— Start of DATA SHOWN —

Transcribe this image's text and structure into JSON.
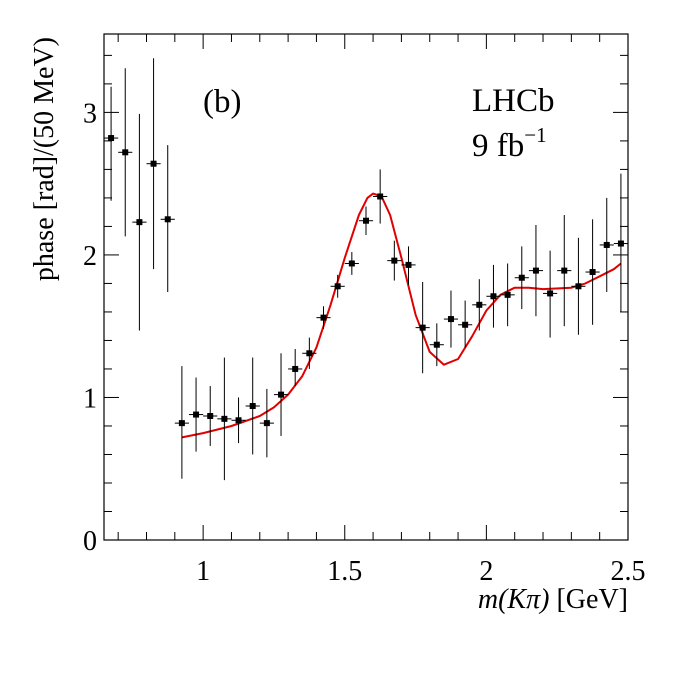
{
  "chart_data": {
    "type": "scatter",
    "panel_label": "(b)",
    "experiment": "LHCb",
    "luminosity": {
      "value": "9 fb",
      "exponent": "−1"
    },
    "xlabel": {
      "variable": "m(Kπ)",
      "unit": "[GeV]"
    },
    "ylabel": "phase [rad]/(50 MeV)",
    "xlim": [
      0.65,
      2.5
    ],
    "ylim": [
      0,
      3.55
    ],
    "xticks": [
      {
        "value": 1,
        "label": "1"
      },
      {
        "value": 1.5,
        "label": "1.5"
      },
      {
        "value": 2,
        "label": "2"
      },
      {
        "value": 2.5,
        "label": "2.5"
      }
    ],
    "yticks": [
      {
        "value": 0,
        "label": "0"
      },
      {
        "value": 1,
        "label": "1"
      },
      {
        "value": 2,
        "label": "2"
      },
      {
        "value": 3,
        "label": "3"
      }
    ],
    "series": [
      {
        "name": "data",
        "type": "errorbar",
        "color": "#000000",
        "points": [
          {
            "x": 0.675,
            "y": 2.82,
            "ylo": 2.38,
            "yhi": 3.18
          },
          {
            "x": 0.725,
            "y": 2.72,
            "ylo": 2.13,
            "yhi": 3.31
          },
          {
            "x": 0.775,
            "y": 2.23,
            "ylo": 1.47,
            "yhi": 2.99
          },
          {
            "x": 0.825,
            "y": 2.64,
            "ylo": 1.9,
            "yhi": 3.38
          },
          {
            "x": 0.875,
            "y": 2.25,
            "ylo": 1.74,
            "yhi": 2.77
          },
          {
            "x": 0.925,
            "y": 0.82,
            "ylo": 0.43,
            "yhi": 1.22
          },
          {
            "x": 0.975,
            "y": 0.88,
            "ylo": 0.62,
            "yhi": 1.14
          },
          {
            "x": 1.025,
            "y": 0.87,
            "ylo": 0.66,
            "yhi": 1.08
          },
          {
            "x": 1.075,
            "y": 0.85,
            "ylo": 0.42,
            "yhi": 1.28
          },
          {
            "x": 1.125,
            "y": 0.84,
            "ylo": 0.68,
            "yhi": 1.0
          },
          {
            "x": 1.175,
            "y": 0.94,
            "ylo": 0.6,
            "yhi": 1.28
          },
          {
            "x": 1.225,
            "y": 0.82,
            "ylo": 0.58,
            "yhi": 1.06
          },
          {
            "x": 1.275,
            "y": 1.02,
            "ylo": 0.73,
            "yhi": 1.31
          },
          {
            "x": 1.325,
            "y": 1.2,
            "ylo": 1.08,
            "yhi": 1.34
          },
          {
            "x": 1.375,
            "y": 1.31,
            "ylo": 1.2,
            "yhi": 1.42
          },
          {
            "x": 1.425,
            "y": 1.56,
            "ylo": 1.48,
            "yhi": 1.64
          },
          {
            "x": 1.475,
            "y": 1.78,
            "ylo": 1.7,
            "yhi": 1.86
          },
          {
            "x": 1.525,
            "y": 1.94,
            "ylo": 1.86,
            "yhi": 2.02
          },
          {
            "x": 1.575,
            "y": 2.24,
            "ylo": 2.14,
            "yhi": 2.34
          },
          {
            "x": 1.625,
            "y": 2.41,
            "ylo": 2.22,
            "yhi": 2.6
          },
          {
            "x": 1.675,
            "y": 1.96,
            "ylo": 1.82,
            "yhi": 2.1
          },
          {
            "x": 1.725,
            "y": 1.93,
            "ylo": 1.79,
            "yhi": 2.06
          },
          {
            "x": 1.775,
            "y": 1.49,
            "ylo": 1.17,
            "yhi": 1.81
          },
          {
            "x": 1.825,
            "y": 1.37,
            "ylo": 1.22,
            "yhi": 1.52
          },
          {
            "x": 1.875,
            "y": 1.55,
            "ylo": 1.35,
            "yhi": 1.75
          },
          {
            "x": 1.925,
            "y": 1.51,
            "ylo": 1.35,
            "yhi": 1.68
          },
          {
            "x": 1.975,
            "y": 1.65,
            "ylo": 1.47,
            "yhi": 1.83
          },
          {
            "x": 2.025,
            "y": 1.71,
            "ylo": 1.49,
            "yhi": 1.93
          },
          {
            "x": 2.075,
            "y": 1.72,
            "ylo": 1.5,
            "yhi": 1.94
          },
          {
            "x": 2.125,
            "y": 1.84,
            "ylo": 1.62,
            "yhi": 2.06
          },
          {
            "x": 2.175,
            "y": 1.89,
            "ylo": 1.57,
            "yhi": 2.21
          },
          {
            "x": 2.225,
            "y": 1.73,
            "ylo": 1.42,
            "yhi": 2.03
          },
          {
            "x": 2.275,
            "y": 1.89,
            "ylo": 1.5,
            "yhi": 2.28
          },
          {
            "x": 2.325,
            "y": 1.78,
            "ylo": 1.44,
            "yhi": 2.12
          },
          {
            "x": 2.375,
            "y": 1.88,
            "ylo": 1.51,
            "yhi": 2.25
          },
          {
            "x": 2.425,
            "y": 2.07,
            "ylo": 1.74,
            "yhi": 2.4
          },
          {
            "x": 2.475,
            "y": 2.08,
            "ylo": 1.6,
            "yhi": 2.57
          }
        ]
      },
      {
        "name": "fit",
        "type": "line",
        "color": "#e00000",
        "x": [
          0.925,
          1.0,
          1.1,
          1.2,
          1.25,
          1.3,
          1.35,
          1.4,
          1.45,
          1.5,
          1.55,
          1.58,
          1.6,
          1.63,
          1.66,
          1.7,
          1.75,
          1.8,
          1.85,
          1.9,
          1.95,
          2.0,
          2.05,
          2.1,
          2.15,
          2.2,
          2.3,
          2.35,
          2.4,
          2.45,
          2.475
        ],
        "y": [
          0.72,
          0.75,
          0.8,
          0.87,
          0.93,
          1.02,
          1.15,
          1.35,
          1.65,
          1.98,
          2.28,
          2.4,
          2.43,
          2.41,
          2.28,
          1.98,
          1.58,
          1.32,
          1.23,
          1.27,
          1.43,
          1.61,
          1.72,
          1.77,
          1.77,
          1.76,
          1.77,
          1.8,
          1.85,
          1.9,
          1.94
        ]
      }
    ]
  }
}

— End of DATA SHOWN —

Leave out the pictures and copy the rest of the material above exactly.

- OUTPUT
Transcribe this image's text and structure into JSON.
{
  "chart_data": {
    "type": "scatter",
    "panel_label": "(b)",
    "experiment": "LHCb",
    "luminosity": {
      "value": "9 fb",
      "exponent": "−1"
    },
    "xlabel": {
      "variable": "m(Kπ)",
      "unit": "[GeV]"
    },
    "ylabel": "phase [rad]/(50 MeV)",
    "xlim": [
      0.65,
      2.5
    ],
    "ylim": [
      0,
      3.55
    ],
    "xticks": [
      {
        "value": 1,
        "label": "1"
      },
      {
        "value": 1.5,
        "label": "1.5"
      },
      {
        "value": 2,
        "label": "2"
      },
      {
        "value": 2.5,
        "label": "2.5"
      }
    ],
    "yticks": [
      {
        "value": 0,
        "label": "0"
      },
      {
        "value": 1,
        "label": "1"
      },
      {
        "value": 2,
        "label": "2"
      },
      {
        "value": 3,
        "label": "3"
      }
    ],
    "series": [
      {
        "name": "data",
        "type": "errorbar",
        "color": "#000000",
        "points": [
          {
            "x": 0.675,
            "y": 2.82,
            "ylo": 2.38,
            "yhi": 3.18
          },
          {
            "x": 0.725,
            "y": 2.72,
            "ylo": 2.13,
            "yhi": 3.31
          },
          {
            "x": 0.775,
            "y": 2.23,
            "ylo": 1.47,
            "yhi": 2.99
          },
          {
            "x": 0.825,
            "y": 2.64,
            "ylo": 1.9,
            "yhi": 3.38
          },
          {
            "x": 0.875,
            "y": 2.25,
            "ylo": 1.74,
            "yhi": 2.77
          },
          {
            "x": 0.925,
            "y": 0.82,
            "ylo": 0.43,
            "yhi": 1.22
          },
          {
            "x": 0.975,
            "y": 0.88,
            "ylo": 0.62,
            "yhi": 1.14
          },
          {
            "x": 1.025,
            "y": 0.87,
            "ylo": 0.66,
            "yhi": 1.08
          },
          {
            "x": 1.075,
            "y": 0.85,
            "ylo": 0.42,
            "yhi": 1.28
          },
          {
            "x": 1.125,
            "y": 0.84,
            "ylo": 0.68,
            "yhi": 1.0
          },
          {
            "x": 1.175,
            "y": 0.94,
            "ylo": 0.6,
            "yhi": 1.28
          },
          {
            "x": 1.225,
            "y": 0.82,
            "ylo": 0.58,
            "yhi": 1.06
          },
          {
            "x": 1.275,
            "y": 1.02,
            "ylo": 0.73,
            "yhi": 1.31
          },
          {
            "x": 1.325,
            "y": 1.2,
            "ylo": 1.08,
            "yhi": 1.34
          },
          {
            "x": 1.375,
            "y": 1.31,
            "ylo": 1.2,
            "yhi": 1.42
          },
          {
            "x": 1.425,
            "y": 1.56,
            "ylo": 1.48,
            "yhi": 1.64
          },
          {
            "x": 1.475,
            "y": 1.78,
            "ylo": 1.7,
            "yhi": 1.86
          },
          {
            "x": 1.525,
            "y": 1.94,
            "ylo": 1.86,
            "yhi": 2.02
          },
          {
            "x": 1.575,
            "y": 2.24,
            "ylo": 2.14,
            "yhi": 2.34
          },
          {
            "x": 1.625,
            "y": 2.41,
            "ylo": 2.22,
            "yhi": 2.6
          },
          {
            "x": 1.675,
            "y": 1.96,
            "ylo": 1.82,
            "yhi": 2.1
          },
          {
            "x": 1.725,
            "y": 1.93,
            "ylo": 1.79,
            "yhi": 2.06
          },
          {
            "x": 1.775,
            "y": 1.49,
            "ylo": 1.17,
            "yhi": 1.81
          },
          {
            "x": 1.825,
            "y": 1.37,
            "ylo": 1.22,
            "yhi": 1.52
          },
          {
            "x": 1.875,
            "y": 1.55,
            "ylo": 1.35,
            "yhi": 1.75
          },
          {
            "x": 1.925,
            "y": 1.51,
            "ylo": 1.35,
            "yhi": 1.68
          },
          {
            "x": 1.975,
            "y": 1.65,
            "ylo": 1.47,
            "yhi": 1.83
          },
          {
            "x": 2.025,
            "y": 1.71,
            "ylo": 1.49,
            "yhi": 1.93
          },
          {
            "x": 2.075,
            "y": 1.72,
            "ylo": 1.5,
            "yhi": 1.94
          },
          {
            "x": 2.125,
            "y": 1.84,
            "ylo": 1.62,
            "yhi": 2.06
          },
          {
            "x": 2.175,
            "y": 1.89,
            "ylo": 1.57,
            "yhi": 2.21
          },
          {
            "x": 2.225,
            "y": 1.73,
            "ylo": 1.42,
            "yhi": 2.03
          },
          {
            "x": 2.275,
            "y": 1.89,
            "ylo": 1.5,
            "yhi": 2.28
          },
          {
            "x": 2.325,
            "y": 1.78,
            "ylo": 1.44,
            "yhi": 2.12
          },
          {
            "x": 2.375,
            "y": 1.88,
            "ylo": 1.51,
            "yhi": 2.25
          },
          {
            "x": 2.425,
            "y": 2.07,
            "ylo": 1.74,
            "yhi": 2.4
          },
          {
            "x": 2.475,
            "y": 2.08,
            "ylo": 1.6,
            "yhi": 2.57
          }
        ]
      },
      {
        "name": "fit",
        "type": "line",
        "color": "#e00000",
        "x": [
          0.925,
          1.0,
          1.1,
          1.2,
          1.25,
          1.3,
          1.35,
          1.4,
          1.45,
          1.5,
          1.55,
          1.58,
          1.6,
          1.63,
          1.66,
          1.7,
          1.75,
          1.8,
          1.85,
          1.9,
          1.95,
          2.0,
          2.05,
          2.1,
          2.15,
          2.2,
          2.3,
          2.35,
          2.4,
          2.45,
          2.475
        ],
        "y": [
          0.72,
          0.75,
          0.8,
          0.87,
          0.93,
          1.02,
          1.15,
          1.35,
          1.65,
          1.98,
          2.28,
          2.4,
          2.43,
          2.41,
          2.28,
          1.98,
          1.58,
          1.32,
          1.23,
          1.27,
          1.43,
          1.61,
          1.72,
          1.77,
          1.77,
          1.76,
          1.77,
          1.8,
          1.85,
          1.9,
          1.94
        ]
      }
    ]
  }
}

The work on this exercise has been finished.